— Start —

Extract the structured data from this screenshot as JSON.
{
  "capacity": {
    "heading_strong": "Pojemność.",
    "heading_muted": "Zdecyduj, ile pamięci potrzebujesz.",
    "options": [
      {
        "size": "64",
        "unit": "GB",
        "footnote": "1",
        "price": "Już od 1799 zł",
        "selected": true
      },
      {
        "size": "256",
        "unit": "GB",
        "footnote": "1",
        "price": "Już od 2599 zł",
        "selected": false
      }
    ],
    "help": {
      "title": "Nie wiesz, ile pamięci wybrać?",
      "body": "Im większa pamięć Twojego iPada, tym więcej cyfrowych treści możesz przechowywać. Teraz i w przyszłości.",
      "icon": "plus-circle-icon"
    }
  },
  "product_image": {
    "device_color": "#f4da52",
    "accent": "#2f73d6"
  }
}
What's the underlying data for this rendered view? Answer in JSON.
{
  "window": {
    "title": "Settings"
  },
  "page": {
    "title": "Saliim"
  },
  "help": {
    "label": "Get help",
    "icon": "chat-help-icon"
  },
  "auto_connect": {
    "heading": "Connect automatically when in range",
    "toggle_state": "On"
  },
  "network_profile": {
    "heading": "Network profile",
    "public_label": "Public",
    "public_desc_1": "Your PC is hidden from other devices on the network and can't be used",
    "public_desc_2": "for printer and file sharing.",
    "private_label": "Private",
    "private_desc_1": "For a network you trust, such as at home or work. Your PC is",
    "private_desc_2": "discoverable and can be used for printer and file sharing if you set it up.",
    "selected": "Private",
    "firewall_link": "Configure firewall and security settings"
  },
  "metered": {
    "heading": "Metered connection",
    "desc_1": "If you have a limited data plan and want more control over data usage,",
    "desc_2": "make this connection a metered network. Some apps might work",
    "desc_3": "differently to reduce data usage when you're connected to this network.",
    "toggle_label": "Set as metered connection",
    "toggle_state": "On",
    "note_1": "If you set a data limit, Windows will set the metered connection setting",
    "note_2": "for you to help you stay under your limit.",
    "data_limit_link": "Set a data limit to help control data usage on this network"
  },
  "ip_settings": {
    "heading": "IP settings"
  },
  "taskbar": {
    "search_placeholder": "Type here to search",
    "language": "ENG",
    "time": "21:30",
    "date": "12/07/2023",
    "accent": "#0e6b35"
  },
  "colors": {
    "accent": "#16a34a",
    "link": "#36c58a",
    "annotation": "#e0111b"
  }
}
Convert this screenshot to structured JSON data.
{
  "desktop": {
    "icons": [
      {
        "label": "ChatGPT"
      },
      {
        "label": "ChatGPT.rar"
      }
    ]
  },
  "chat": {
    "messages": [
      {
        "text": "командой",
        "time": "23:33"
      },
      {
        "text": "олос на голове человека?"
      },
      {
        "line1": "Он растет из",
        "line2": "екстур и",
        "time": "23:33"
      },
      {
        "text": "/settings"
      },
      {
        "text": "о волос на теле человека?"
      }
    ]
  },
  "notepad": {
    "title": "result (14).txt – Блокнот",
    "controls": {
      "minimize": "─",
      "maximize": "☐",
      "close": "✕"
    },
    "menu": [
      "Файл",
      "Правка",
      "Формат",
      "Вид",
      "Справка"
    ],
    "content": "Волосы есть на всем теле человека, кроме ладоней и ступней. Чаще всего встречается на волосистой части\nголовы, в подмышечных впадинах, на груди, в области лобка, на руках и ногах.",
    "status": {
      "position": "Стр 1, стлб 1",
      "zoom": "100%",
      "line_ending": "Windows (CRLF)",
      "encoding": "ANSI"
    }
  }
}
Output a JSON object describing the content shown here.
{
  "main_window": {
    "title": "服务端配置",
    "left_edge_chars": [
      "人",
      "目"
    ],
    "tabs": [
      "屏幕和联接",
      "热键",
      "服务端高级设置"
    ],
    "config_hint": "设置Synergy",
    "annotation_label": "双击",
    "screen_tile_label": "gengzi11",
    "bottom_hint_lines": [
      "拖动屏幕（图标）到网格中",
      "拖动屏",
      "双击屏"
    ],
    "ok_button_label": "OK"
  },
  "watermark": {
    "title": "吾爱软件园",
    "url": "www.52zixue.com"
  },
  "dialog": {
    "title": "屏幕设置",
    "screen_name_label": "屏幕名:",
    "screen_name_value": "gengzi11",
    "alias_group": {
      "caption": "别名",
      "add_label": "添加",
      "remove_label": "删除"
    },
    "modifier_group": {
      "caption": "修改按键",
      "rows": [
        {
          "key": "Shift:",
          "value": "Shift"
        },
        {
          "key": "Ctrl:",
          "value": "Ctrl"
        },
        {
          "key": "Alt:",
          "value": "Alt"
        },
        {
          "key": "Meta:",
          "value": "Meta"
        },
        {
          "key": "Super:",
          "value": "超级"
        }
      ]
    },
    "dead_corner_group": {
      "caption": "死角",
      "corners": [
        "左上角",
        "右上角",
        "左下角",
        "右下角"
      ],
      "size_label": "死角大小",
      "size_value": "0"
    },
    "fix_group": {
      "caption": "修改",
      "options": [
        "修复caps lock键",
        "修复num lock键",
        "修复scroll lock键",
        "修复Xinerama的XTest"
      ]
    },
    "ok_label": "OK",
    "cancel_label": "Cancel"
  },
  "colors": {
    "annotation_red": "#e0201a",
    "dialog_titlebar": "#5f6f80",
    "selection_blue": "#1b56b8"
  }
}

— End —

WHAT IS REQUIRED | Return the listing above in full, character for character.

CORRECT ANSWER |
Extract the structured data from this screenshot as JSON.
{
  "capacity": {
    "heading_strong": "Pojemność.",
    "heading_muted": "Zdecyduj, ile pamięci potrzebujesz.",
    "options": [
      {
        "size": "64",
        "unit": "GB",
        "footnote": "1",
        "price": "Już od 1799 zł",
        "selected": true
      },
      {
        "size": "256",
        "unit": "GB",
        "footnote": "1",
        "price": "Już od 2599 zł",
        "selected": false
      }
    ],
    "help": {
      "title": "Nie wiesz, ile pamięci wybrać?",
      "body": "Im większa pamięć Twojego iPada, tym więcej cyfrowych treści możesz przechowywać. Teraz i w przyszłości.",
      "icon": "plus-circle-icon"
    }
  },
  "product_image": {
    "device_color": "#f4da52",
    "accent": "#2f73d6"
  }
}
What's the underlying data for this rendered view? Answer in JSON.
{
  "window": {
    "title": "Settings"
  },
  "page": {
    "title": "Saliim"
  },
  "help": {
    "label": "Get help",
    "icon": "chat-help-icon"
  },
  "auto_connect": {
    "heading": "Connect automatically when in range",
    "toggle_state": "On"
  },
  "network_profile": {
    "heading": "Network profile",
    "public_label": "Public",
    "public_desc_1": "Your PC is hidden from other devices on the network and can't be used",
    "public_desc_2": "for printer and file sharing.",
    "private_label": "Private",
    "private_desc_1": "For a network you trust, such as at home or work. Your PC is",
    "private_desc_2": "discoverable and can be used for printer and file sharing if you set it up.",
    "selected": "Private",
    "firewall_link": "Configure firewall and security settings"
  },
  "metered": {
    "heading": "Metered connection",
    "desc_1": "If you have a limited data plan and want more control over data usage,",
    "desc_2": "make this connection a metered network. Some apps might work",
    "desc_3": "differently to reduce data usage when you're connected to this network.",
    "toggle_label": "Set as metered connection",
    "toggle_state": "On",
    "note_1": "If you set a data limit, Windows will set the metered connection setting",
    "note_2": "for you to help you stay under your limit.",
    "data_limit_link": "Set a data limit to help control data usage on this network"
  },
  "ip_settings": {
    "heading": "IP settings"
  },
  "taskbar": {
    "search_placeholder": "Type here to search",
    "language": "ENG",
    "time": "21:30",
    "date": "12/07/2023",
    "accent": "#0e6b35"
  },
  "colors": {
    "accent": "#16a34a",
    "link": "#36c58a",
    "annotation": "#e0111b"
  }
}
Convert this screenshot to structured JSON data.
{
  "desktop": {
    "icons": [
      {
        "label": "ChatGPT"
      },
      {
        "label": "ChatGPT.rar"
      }
    ]
  },
  "chat": {
    "messages": [
      {
        "text": "командой",
        "time": "23:33"
      },
      {
        "text": "олос на голове человека?"
      },
      {
        "line1": "Он растет из",
        "line2": "екстур и",
        "time": "23:33"
      },
      {
        "text": "/settings"
      },
      {
        "text": "о волос на теле человека?"
      }
    ]
  },
  "notepad": {
    "title": "result (14).txt – Блокнот",
    "controls": {
      "minimize": "─",
      "maximize": "☐",
      "close": "✕"
    },
    "menu": [
      "Файл",
      "Правка",
      "Формат",
      "Вид",
      "Справка"
    ],
    "content": "Волосы есть на всем теле человека, кроме ладоней и ступней. Чаще всего встречается на волосистой части\nголовы, в подмышечных впадинах, на груди, в области лобка, на руках и ногах.",
    "status": {
      "position": "Стр 1, стлб 1",
      "zoom": "100%",
      "line_ending": "Windows (CRLF)",
      "encoding": "ANSI"
    }
  }
}
Output a JSON object describing the content shown here.
{
  "main_window": {
    "title": "服务端配置",
    "left_edge_chars": [
      "人",
      "目"
    ],
    "tabs": [
      "屏幕和联接",
      "热键",
      "服务端高级设置"
    ],
    "config_hint": "设置Synergy",
    "annotation_label": "双击",
    "screen_tile_label": "gengzi11",
    "bottom_hint_lines": [
      "拖动屏幕（图标）到网格中",
      "拖动屏",
      "双击屏"
    ],
    "ok_button_label": "OK"
  },
  "watermark": {
    "title": "吾爱软件园",
    "url": "www.52zixue.com"
  },
  "dialog": {
    "title": "屏幕设置",
    "screen_name_label": "屏幕名:",
    "screen_name_value": "gengzi11",
    "alias_group": {
      "caption": "别名",
      "add_label": "添加",
      "remove_label": "删除"
    },
    "modifier_group": {
      "caption": "修改按键",
      "rows": [
        {
          "key": "Shift:",
          "value": "Shift"
        },
        {
          "key": "Ctrl:",
          "value": "Ctrl"
        },
        {
          "key": "Alt:",
          "value": "Alt"
        },
        {
          "key": "Meta:",
          "value": "Meta"
        },
        {
          "key": "Super:",
          "value": "超级"
        }
      ]
    },
    "dead_corner_group": {
      "caption": "死角",
      "corners": [
        "左上角",
        "右上角",
        "左下角",
        "右下角"
      ],
      "size_label": "死角大小",
      "size_value": "0"
    },
    "fix_group": {
      "caption": "修改",
      "options": [
        "修复caps lock键",
        "修复num lock键",
        "修复scroll lock键",
        "修复Xinerama的XTest"
      ]
    },
    "ok_label": "OK",
    "cancel_label": "Cancel"
  },
  "colors": {
    "annotation_red": "#e0201a",
    "dialog_titlebar": "#5f6f80",
    "selection_blue": "#1b56b8"
  }
}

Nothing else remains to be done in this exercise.